■ PROBLEM REQUIREMENTS
Check each line of the material below, and copy it if it holds the string "impress".
-=-=-
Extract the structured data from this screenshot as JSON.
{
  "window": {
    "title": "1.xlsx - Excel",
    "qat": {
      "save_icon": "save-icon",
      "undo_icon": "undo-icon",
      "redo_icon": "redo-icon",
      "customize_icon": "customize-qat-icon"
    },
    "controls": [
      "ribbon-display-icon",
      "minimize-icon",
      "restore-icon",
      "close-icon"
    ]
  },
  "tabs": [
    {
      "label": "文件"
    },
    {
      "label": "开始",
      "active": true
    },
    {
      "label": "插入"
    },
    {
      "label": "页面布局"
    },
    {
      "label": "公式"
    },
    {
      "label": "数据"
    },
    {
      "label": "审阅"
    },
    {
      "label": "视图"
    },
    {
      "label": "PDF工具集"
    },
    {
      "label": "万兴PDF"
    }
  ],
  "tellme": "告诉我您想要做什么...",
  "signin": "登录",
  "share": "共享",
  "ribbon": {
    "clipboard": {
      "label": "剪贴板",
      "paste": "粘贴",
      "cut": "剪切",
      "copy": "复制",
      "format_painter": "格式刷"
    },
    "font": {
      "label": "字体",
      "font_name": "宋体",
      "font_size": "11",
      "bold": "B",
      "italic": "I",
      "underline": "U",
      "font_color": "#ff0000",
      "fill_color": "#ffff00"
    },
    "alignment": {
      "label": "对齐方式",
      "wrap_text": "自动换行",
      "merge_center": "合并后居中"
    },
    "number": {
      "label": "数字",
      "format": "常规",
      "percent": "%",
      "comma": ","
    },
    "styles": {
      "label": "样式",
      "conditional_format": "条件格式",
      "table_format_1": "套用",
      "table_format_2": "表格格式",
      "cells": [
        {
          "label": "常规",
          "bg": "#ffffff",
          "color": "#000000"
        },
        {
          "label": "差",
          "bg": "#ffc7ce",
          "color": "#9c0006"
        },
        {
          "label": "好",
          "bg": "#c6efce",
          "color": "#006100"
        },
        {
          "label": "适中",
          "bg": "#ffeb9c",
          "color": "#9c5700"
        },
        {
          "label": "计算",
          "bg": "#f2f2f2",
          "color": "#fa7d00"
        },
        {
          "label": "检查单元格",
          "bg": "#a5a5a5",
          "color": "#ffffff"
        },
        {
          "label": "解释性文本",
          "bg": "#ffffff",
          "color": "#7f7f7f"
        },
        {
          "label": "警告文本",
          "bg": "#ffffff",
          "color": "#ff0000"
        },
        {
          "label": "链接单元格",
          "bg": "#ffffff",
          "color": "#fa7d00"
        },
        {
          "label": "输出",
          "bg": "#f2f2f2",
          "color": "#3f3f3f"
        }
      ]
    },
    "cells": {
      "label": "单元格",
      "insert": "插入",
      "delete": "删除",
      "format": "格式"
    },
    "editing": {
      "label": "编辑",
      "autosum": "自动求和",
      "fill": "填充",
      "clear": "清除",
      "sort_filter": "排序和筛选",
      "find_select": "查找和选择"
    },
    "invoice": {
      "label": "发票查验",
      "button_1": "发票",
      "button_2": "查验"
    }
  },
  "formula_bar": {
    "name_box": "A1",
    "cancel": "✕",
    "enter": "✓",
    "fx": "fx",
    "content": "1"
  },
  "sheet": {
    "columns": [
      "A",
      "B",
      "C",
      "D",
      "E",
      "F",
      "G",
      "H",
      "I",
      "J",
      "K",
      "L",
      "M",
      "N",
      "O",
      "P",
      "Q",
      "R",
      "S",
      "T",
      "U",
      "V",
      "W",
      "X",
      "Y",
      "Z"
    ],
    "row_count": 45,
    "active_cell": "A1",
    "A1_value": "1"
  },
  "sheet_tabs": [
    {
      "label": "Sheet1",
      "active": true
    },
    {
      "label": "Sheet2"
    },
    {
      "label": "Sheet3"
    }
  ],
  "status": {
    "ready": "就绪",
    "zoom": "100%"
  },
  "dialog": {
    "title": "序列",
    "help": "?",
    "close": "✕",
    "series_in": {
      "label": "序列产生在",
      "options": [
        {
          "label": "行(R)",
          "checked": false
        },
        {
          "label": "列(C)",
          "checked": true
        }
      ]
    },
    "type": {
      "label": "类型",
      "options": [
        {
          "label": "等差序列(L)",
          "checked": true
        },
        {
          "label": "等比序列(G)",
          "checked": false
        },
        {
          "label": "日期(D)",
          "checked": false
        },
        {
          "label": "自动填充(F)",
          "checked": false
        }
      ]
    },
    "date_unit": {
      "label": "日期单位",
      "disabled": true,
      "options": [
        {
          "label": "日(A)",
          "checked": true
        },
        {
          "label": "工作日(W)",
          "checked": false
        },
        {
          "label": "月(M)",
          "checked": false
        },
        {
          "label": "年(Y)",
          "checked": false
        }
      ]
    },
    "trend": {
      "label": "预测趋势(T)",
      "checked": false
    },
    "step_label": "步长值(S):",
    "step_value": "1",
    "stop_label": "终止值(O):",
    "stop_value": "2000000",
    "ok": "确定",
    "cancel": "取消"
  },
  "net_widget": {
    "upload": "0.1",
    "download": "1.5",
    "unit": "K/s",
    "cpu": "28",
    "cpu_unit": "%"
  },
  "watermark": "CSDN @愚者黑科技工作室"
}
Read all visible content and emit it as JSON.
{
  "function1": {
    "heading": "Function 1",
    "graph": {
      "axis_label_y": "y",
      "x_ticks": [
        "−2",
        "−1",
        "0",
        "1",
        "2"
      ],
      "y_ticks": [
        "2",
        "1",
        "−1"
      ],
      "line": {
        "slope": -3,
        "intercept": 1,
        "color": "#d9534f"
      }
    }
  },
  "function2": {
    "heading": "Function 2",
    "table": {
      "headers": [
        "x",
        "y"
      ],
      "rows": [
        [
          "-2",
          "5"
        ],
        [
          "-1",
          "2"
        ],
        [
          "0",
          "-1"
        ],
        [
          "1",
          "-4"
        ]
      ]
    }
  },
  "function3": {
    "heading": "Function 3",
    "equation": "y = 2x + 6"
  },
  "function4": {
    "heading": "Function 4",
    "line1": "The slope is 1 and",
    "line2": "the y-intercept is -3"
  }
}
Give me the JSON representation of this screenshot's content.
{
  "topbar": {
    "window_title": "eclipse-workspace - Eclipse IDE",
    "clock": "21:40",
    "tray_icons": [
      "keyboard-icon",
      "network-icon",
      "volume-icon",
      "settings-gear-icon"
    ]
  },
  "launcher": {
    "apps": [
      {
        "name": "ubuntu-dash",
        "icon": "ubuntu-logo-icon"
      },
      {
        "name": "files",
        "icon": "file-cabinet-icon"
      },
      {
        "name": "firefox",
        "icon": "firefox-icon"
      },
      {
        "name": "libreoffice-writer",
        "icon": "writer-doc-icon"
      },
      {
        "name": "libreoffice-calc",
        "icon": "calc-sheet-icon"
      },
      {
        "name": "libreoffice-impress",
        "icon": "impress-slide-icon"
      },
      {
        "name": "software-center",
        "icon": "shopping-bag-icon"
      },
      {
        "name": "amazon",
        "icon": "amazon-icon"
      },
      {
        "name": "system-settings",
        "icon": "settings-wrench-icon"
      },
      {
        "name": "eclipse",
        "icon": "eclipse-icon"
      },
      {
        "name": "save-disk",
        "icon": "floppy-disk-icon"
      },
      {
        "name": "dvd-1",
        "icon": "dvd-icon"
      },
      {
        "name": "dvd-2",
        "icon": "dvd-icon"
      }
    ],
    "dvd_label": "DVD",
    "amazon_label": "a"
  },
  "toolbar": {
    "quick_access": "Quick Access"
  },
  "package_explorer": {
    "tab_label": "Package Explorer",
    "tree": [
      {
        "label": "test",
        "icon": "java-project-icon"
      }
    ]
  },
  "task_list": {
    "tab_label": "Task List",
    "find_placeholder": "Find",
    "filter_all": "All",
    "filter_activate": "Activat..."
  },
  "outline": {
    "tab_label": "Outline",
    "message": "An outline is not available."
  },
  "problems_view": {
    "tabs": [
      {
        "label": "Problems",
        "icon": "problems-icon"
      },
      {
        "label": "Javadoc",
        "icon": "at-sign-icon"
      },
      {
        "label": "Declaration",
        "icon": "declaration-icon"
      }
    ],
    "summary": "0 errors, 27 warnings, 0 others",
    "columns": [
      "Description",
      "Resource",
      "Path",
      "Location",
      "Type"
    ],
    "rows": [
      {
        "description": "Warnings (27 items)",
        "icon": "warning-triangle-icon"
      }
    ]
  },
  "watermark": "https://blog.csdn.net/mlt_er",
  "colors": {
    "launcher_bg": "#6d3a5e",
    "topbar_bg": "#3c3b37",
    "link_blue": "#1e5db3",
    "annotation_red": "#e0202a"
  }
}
-=-=-
■ FINAL RESULT
        "name": "libreoffice-impress",
        "icon": "impress-slide-icon"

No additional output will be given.